> Written task:
Format the listing lines starting at the one containing "localize each UI component in this 1414×943" and ending at the one containing "- label-background: [1226, 509, 1401, 540]", both included, as a Markdown table with the columns Row and Line, numbering each line and skipping blank ones. Leave the pictures out.

> Items:
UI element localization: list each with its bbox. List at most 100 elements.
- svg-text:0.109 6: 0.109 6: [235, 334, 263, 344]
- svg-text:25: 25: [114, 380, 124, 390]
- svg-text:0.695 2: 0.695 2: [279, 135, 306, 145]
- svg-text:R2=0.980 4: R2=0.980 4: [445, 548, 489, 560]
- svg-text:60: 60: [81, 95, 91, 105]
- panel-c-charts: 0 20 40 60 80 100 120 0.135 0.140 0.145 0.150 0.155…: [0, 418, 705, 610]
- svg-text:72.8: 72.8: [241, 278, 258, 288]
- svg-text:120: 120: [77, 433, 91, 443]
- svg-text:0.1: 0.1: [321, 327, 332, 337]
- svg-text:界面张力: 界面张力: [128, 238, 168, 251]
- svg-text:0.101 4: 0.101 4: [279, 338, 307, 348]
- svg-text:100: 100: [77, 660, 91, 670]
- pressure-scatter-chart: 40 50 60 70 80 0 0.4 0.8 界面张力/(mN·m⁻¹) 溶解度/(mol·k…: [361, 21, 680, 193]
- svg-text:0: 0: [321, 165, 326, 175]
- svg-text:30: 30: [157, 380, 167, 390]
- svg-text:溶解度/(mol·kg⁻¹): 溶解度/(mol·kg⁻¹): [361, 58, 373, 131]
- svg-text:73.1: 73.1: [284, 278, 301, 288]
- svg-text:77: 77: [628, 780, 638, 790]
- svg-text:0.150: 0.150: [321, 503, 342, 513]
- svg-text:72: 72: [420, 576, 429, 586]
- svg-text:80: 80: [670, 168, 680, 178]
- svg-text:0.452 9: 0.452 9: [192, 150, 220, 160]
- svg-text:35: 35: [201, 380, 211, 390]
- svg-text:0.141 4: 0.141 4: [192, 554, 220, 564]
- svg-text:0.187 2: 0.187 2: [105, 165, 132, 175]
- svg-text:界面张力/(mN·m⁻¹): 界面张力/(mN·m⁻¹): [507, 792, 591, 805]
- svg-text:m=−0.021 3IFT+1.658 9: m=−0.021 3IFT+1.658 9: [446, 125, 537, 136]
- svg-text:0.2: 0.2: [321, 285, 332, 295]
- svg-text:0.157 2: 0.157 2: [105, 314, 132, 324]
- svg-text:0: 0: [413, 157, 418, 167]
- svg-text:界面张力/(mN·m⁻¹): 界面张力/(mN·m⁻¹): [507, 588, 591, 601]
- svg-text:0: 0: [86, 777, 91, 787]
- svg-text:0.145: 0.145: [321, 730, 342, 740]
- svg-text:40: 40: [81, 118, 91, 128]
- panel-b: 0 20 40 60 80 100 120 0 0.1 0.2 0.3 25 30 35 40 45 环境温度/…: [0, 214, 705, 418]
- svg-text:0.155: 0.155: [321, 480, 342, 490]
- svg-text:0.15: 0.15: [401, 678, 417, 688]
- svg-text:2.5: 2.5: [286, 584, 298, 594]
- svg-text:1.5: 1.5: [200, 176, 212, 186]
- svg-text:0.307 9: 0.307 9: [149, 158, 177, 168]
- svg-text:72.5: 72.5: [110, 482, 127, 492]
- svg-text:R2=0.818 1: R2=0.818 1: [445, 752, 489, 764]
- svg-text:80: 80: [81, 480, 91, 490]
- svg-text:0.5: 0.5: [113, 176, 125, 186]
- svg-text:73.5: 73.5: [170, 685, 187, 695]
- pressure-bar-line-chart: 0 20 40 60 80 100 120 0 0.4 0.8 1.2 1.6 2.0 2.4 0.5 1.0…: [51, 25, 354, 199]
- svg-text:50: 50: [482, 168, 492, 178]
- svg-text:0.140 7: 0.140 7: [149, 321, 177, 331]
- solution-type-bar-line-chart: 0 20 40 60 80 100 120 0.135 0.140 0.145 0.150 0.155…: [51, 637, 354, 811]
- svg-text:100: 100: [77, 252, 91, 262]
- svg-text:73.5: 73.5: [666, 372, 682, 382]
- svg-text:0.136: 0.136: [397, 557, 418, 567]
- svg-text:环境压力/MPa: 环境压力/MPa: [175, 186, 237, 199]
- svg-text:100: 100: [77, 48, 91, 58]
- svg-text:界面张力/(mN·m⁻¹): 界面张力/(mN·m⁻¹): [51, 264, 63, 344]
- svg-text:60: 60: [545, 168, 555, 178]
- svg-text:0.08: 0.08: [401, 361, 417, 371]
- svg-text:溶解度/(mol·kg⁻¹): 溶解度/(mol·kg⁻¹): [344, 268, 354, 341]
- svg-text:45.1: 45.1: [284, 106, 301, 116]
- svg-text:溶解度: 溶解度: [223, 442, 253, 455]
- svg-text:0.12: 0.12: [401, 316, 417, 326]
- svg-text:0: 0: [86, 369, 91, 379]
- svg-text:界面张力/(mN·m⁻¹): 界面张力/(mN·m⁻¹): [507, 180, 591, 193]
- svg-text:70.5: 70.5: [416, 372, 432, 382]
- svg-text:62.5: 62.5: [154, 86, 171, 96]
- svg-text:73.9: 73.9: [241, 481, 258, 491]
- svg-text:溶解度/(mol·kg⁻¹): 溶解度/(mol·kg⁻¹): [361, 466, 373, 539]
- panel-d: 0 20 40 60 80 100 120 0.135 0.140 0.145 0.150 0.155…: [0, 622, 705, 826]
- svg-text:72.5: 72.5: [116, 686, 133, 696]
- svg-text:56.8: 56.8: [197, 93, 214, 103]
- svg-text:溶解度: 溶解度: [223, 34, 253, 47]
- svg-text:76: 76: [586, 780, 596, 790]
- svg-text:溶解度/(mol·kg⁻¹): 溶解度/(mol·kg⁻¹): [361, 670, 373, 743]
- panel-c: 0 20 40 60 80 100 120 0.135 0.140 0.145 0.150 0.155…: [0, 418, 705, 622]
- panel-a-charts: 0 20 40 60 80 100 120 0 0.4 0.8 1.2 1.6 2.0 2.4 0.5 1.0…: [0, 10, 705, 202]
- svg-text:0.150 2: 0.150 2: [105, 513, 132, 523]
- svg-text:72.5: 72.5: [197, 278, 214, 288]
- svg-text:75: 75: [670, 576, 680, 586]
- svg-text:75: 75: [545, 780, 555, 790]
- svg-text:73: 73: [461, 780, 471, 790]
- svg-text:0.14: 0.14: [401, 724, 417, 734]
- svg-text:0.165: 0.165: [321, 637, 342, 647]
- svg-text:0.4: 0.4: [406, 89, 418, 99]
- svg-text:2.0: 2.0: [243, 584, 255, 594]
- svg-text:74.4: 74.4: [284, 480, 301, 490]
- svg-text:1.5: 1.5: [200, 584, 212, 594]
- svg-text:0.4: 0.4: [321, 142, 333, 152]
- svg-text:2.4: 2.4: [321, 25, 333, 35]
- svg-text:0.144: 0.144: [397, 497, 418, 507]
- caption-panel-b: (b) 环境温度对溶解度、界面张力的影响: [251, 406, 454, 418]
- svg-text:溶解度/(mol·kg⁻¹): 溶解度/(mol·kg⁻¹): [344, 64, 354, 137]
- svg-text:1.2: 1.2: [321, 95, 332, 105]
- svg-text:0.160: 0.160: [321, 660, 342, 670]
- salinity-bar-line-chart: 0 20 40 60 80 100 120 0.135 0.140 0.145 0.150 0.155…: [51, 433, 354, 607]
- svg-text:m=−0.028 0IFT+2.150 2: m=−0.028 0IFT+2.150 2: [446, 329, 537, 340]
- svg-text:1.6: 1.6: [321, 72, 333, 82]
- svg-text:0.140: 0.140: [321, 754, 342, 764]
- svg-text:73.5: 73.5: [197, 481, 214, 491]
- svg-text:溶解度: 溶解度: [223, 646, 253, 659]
---
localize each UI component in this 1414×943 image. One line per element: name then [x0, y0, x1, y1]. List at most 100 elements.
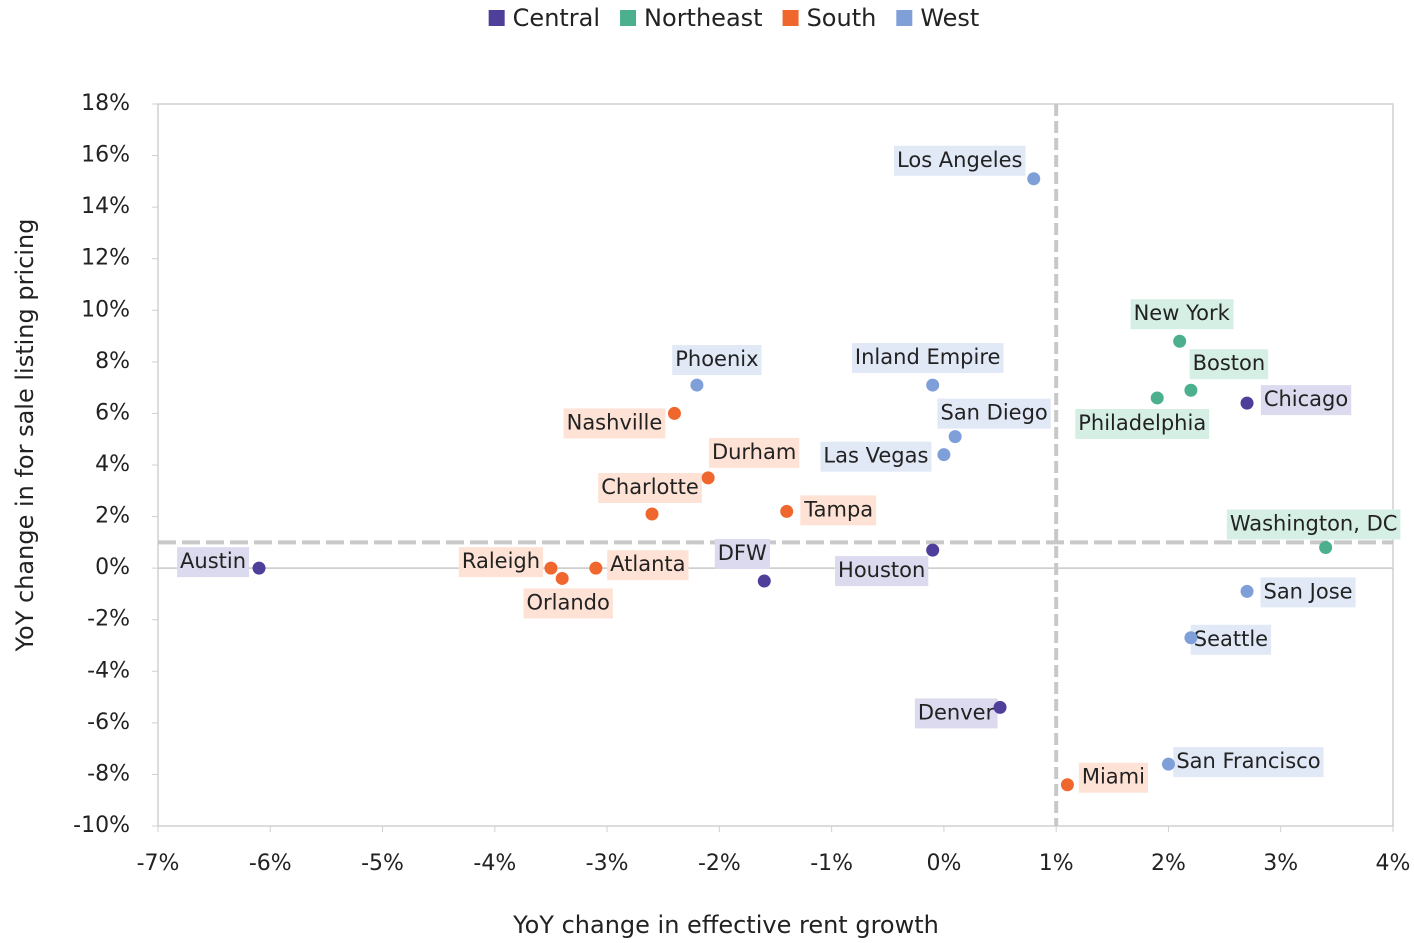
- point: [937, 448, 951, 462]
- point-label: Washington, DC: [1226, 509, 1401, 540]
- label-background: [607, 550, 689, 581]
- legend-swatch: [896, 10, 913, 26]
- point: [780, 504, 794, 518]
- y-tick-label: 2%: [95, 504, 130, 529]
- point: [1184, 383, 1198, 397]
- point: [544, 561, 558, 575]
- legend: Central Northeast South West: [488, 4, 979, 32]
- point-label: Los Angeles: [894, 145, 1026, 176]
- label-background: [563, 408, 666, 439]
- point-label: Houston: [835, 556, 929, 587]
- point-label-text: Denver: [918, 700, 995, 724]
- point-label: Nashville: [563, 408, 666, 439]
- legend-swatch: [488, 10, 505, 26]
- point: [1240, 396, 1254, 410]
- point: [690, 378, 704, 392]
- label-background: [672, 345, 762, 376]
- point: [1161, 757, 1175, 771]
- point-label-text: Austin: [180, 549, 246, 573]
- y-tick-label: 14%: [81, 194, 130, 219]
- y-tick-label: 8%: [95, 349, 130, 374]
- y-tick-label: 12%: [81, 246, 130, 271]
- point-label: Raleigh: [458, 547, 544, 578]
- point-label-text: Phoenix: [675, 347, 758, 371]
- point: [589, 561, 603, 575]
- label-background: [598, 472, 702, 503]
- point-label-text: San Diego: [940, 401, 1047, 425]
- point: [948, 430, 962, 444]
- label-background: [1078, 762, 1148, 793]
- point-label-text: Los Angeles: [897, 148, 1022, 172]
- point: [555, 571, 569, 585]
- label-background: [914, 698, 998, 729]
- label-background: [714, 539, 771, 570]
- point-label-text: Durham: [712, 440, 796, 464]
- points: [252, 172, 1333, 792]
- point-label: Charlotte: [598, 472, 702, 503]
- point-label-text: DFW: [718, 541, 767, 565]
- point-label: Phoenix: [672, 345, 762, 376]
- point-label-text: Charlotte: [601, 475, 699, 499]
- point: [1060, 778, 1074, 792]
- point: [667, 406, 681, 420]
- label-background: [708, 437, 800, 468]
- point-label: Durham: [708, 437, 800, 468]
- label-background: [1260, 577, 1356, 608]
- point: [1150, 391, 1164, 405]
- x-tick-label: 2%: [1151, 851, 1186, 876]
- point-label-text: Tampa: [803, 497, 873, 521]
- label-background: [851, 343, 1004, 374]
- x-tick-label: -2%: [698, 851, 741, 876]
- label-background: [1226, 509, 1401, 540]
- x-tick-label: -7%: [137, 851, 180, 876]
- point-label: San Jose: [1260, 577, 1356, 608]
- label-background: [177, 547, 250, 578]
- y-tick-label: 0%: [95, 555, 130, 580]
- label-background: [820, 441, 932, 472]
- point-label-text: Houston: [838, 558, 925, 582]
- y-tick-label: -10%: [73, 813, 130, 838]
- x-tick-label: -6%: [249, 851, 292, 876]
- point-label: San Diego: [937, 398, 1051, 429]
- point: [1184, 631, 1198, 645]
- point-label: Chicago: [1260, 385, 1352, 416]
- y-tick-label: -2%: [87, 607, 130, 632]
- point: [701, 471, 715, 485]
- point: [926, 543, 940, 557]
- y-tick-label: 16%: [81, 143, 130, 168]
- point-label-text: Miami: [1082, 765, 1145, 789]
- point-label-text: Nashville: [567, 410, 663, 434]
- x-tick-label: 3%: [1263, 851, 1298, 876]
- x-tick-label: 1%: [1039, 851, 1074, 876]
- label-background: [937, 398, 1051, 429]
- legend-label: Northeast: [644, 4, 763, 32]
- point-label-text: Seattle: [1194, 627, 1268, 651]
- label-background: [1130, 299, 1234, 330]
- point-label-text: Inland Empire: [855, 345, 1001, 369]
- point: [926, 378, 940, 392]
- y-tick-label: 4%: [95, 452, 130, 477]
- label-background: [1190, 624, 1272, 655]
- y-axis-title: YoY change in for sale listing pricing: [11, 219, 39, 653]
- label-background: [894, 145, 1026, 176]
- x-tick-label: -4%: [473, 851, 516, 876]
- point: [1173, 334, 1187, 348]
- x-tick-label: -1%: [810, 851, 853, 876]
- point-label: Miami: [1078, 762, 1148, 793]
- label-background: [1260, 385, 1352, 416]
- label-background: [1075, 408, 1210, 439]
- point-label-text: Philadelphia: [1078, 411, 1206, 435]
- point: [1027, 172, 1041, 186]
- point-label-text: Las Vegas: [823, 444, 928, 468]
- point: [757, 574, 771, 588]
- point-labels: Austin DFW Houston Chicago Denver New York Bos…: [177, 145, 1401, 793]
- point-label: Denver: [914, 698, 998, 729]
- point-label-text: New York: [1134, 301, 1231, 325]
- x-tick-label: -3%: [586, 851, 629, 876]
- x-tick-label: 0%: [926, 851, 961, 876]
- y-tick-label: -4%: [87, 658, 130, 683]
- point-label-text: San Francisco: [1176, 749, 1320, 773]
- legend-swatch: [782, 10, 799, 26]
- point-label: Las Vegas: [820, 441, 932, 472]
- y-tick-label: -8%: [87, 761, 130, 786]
* * *
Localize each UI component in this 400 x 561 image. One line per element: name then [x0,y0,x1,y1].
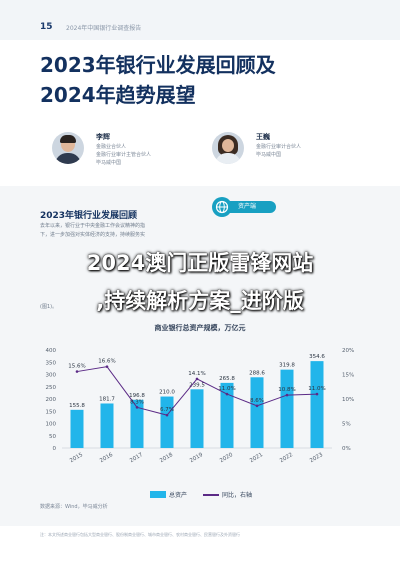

> Result for this task:
| Row | Line |
|---|---|
| 1 | localize each UI component in this 1414×943 image. One line per element: name then [x0, y0, x1, y1]. List at most 100 elements. |
| 2 | - point: [937, 448, 951, 462] |
| 3 | - point-label: Washington, DC: [1226, 509, 1401, 540] |
| 4 | - label-background: [607, 550, 689, 581] |
| 5 | - legend-swatch: [896, 10, 913, 26] |
| 6 | - point: [780, 504, 794, 518] |
| 7 | - y-tick-label: 2%: [95, 504, 130, 529] |
| 8 | - point: [1184, 383, 1198, 397] |
| 9 | - point: [544, 561, 558, 575] |
| 10 | - legend: Central Northeast South West: [488, 4, 979, 32] |
| 11 | - point-label: Los Angeles: [894, 145, 1026, 176] |
| 12 | - label-background: [563, 408, 666, 439] |
| 13 | - point-label: Houston: [835, 556, 929, 587] |
| 14 | - point-label-text: Denver: [918, 700, 995, 724] |
| 15 | - point-label: Nashville: [563, 408, 666, 439] |
| 16 | - legend-swatch: [488, 10, 505, 26] |
| 17 | - point: [1240, 396, 1254, 410] |
| 18 | - point: [690, 378, 704, 392] |
| 19 | - label-background: [672, 345, 762, 376] |
| 20 | - point: [1161, 757, 1175, 771] |
| 21 | - point-label-text: Austin: [180, 549, 246, 573] |
| 22 | - y-tick-label: 14%: [81, 194, 130, 219] |
| 23 | - y-tick-label: 8%: [95, 349, 130, 374] |
| 24 | - y-tick-label: 12%: [81, 246, 130, 271] |
| 25 | - point-label: Raleigh: [458, 547, 544, 578] |
| 26 | - point-label-text: Phoenix: [675, 347, 758, 371] |
| 27 | - point: [589, 561, 603, 575] |
| 28 | - label-background: [598, 472, 702, 503] |
| 29 | - point-label-text: San Diego: [940, 401, 1047, 425] |
| 30 | - point: [948, 430, 962, 444] |
| 31 | - label-background: [1078, 762, 1148, 793] |
| 32 | - point-label-text: Los Angeles: [897, 148, 1022, 172] |
| 33 | - point: [555, 571, 569, 585] |
| 34 | - label-background: [914, 698, 998, 729] |
| 35 | - label-background: [714, 539, 771, 570] |
| 36 | - point-label-text: Durham: [712, 440, 796, 464] |
| 37 | - points: [252, 172, 1333, 792] |
| 38 | - point-label: Charlotte: [598, 472, 702, 503] |
| 39 | - point-label-text: DFW: [718, 541, 767, 565] |
| 40 | - point-label: Phoenix: [672, 345, 762, 376] |
| 41 | - point-label-text: Charlotte: [601, 475, 699, 499] |
| 42 | - point: [1060, 778, 1074, 792] |
| 43 | - point: [667, 406, 681, 420] |
| 44 | - label-background: [708, 437, 800, 468] |
| 45 | - point-label: Durham: [708, 437, 800, 468] |
| 46 | - label-background: [1260, 577, 1356, 608] |
| 47 | - point: [1150, 391, 1164, 405] |
| 48 | - x-tick-label: 2%: [1151, 851, 1186, 876] |
| 49 | - point-label-text: Tampa: [803, 497, 873, 521] |
| 50 | - label-background: [851, 343, 1004, 374] |
| 51 | - x-tick-label: -2%: [698, 851, 741, 876] |
| 52 | - label-background: [1226, 509, 1401, 540] |